Stated problem>
Produce an exact transcription of the listing below, omitting the pictures.

Available data>
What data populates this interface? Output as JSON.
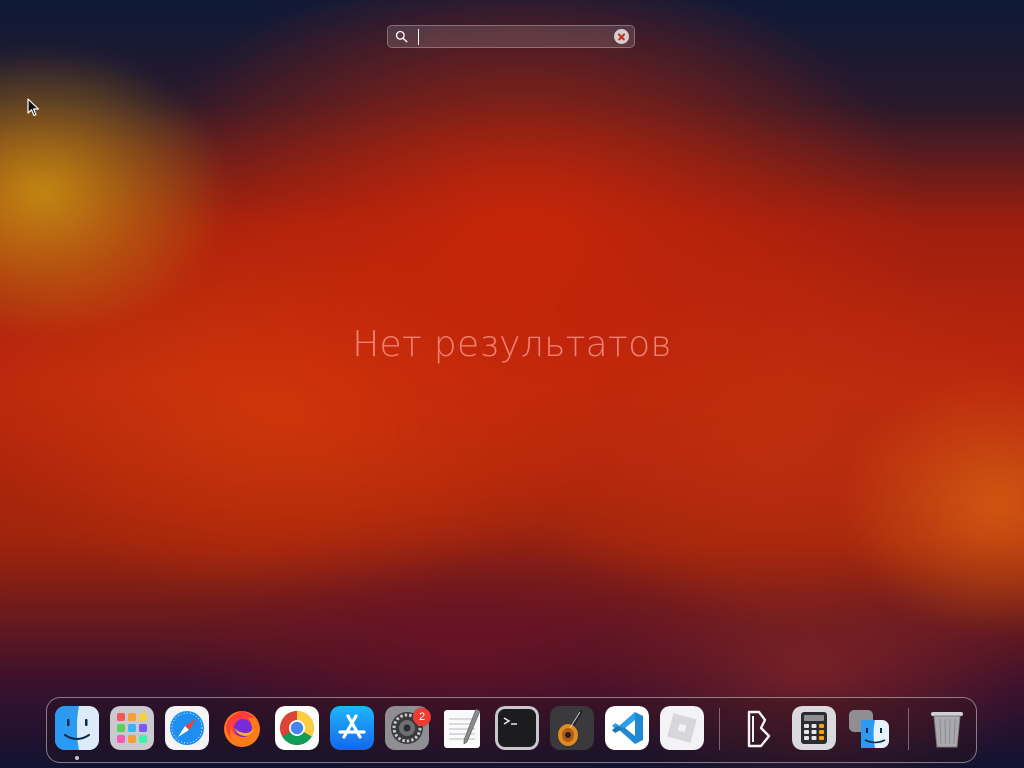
{
  "search": {
    "value": "",
    "placeholder": ""
  },
  "message": {
    "no_results": "Нет результатов"
  },
  "dock": {
    "items": [
      {
        "name": "Finder",
        "icon": "finder-icon",
        "running": true
      },
      {
        "name": "Launchpad",
        "icon": "launchpad-icon",
        "running": false
      },
      {
        "name": "Safari",
        "icon": "safari-icon",
        "running": false
      },
      {
        "name": "Firefox",
        "icon": "firefox-icon",
        "running": false
      },
      {
        "name": "Google Chrome",
        "icon": "chrome-icon",
        "running": false
      },
      {
        "name": "App Store",
        "icon": "app-store-icon",
        "running": false
      },
      {
        "name": "System Preferences",
        "icon": "system-preferences-icon",
        "running": false,
        "badge": "2"
      },
      {
        "name": "TextEdit",
        "icon": "textedit-icon",
        "running": false
      },
      {
        "name": "Terminal",
        "icon": "terminal-icon",
        "running": false
      },
      {
        "name": "GarageBand",
        "icon": "garageband-icon",
        "running": false
      },
      {
        "name": "Visual Studio Code",
        "icon": "vscode-icon",
        "running": false
      },
      {
        "name": "Roblox",
        "icon": "roblox-icon",
        "running": false
      },
      {
        "name": "Bitwig",
        "icon": "bitwig-icon",
        "running": false
      },
      {
        "name": "Calculator",
        "icon": "calculator-icon",
        "running": false
      },
      {
        "name": "Migration Assistant",
        "icon": "migration-assistant-icon",
        "running": false
      },
      {
        "name": "Trash",
        "icon": "trash-icon",
        "running": false
      }
    ]
  },
  "colors": {
    "badge": "#ef3b32",
    "no_results_text": "#ff9f96"
  }
}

Solution>
What data populates this interface? Output as JSON.
{
  "search": {
    "value": "",
    "placeholder": ""
  },
  "message": {
    "no_results": "Нет результатов"
  },
  "dock": {
    "items": [
      {
        "name": "Finder",
        "icon": "finder-icon",
        "running": true
      },
      {
        "name": "Launchpad",
        "icon": "launchpad-icon",
        "running": false
      },
      {
        "name": "Safari",
        "icon": "safari-icon",
        "running": false
      },
      {
        "name": "Firefox",
        "icon": "firefox-icon",
        "running": false
      },
      {
        "name": "Google Chrome",
        "icon": "chrome-icon",
        "running": false
      },
      {
        "name": "App Store",
        "icon": "app-store-icon",
        "running": false
      },
      {
        "name": "System Preferences",
        "icon": "system-preferences-icon",
        "running": false,
        "badge": "2"
      },
      {
        "name": "TextEdit",
        "icon": "textedit-icon",
        "running": false
      },
      {
        "name": "Terminal",
        "icon": "terminal-icon",
        "running": false
      },
      {
        "name": "GarageBand",
        "icon": "garageband-icon",
        "running": false
      },
      {
        "name": "Visual Studio Code",
        "icon": "vscode-icon",
        "running": false
      },
      {
        "name": "Roblox",
        "icon": "roblox-icon",
        "running": false
      },
      {
        "name": "Bitwig",
        "icon": "bitwig-icon",
        "running": false
      },
      {
        "name": "Calculator",
        "icon": "calculator-icon",
        "running": false
      },
      {
        "name": "Migration Assistant",
        "icon": "migration-assistant-icon",
        "running": false
      },
      {
        "name": "Trash",
        "icon": "trash-icon",
        "running": false
      }
    ]
  },
  "colors": {
    "badge": "#ef3b32",
    "no_results_text": "#ff9f96"
  }
}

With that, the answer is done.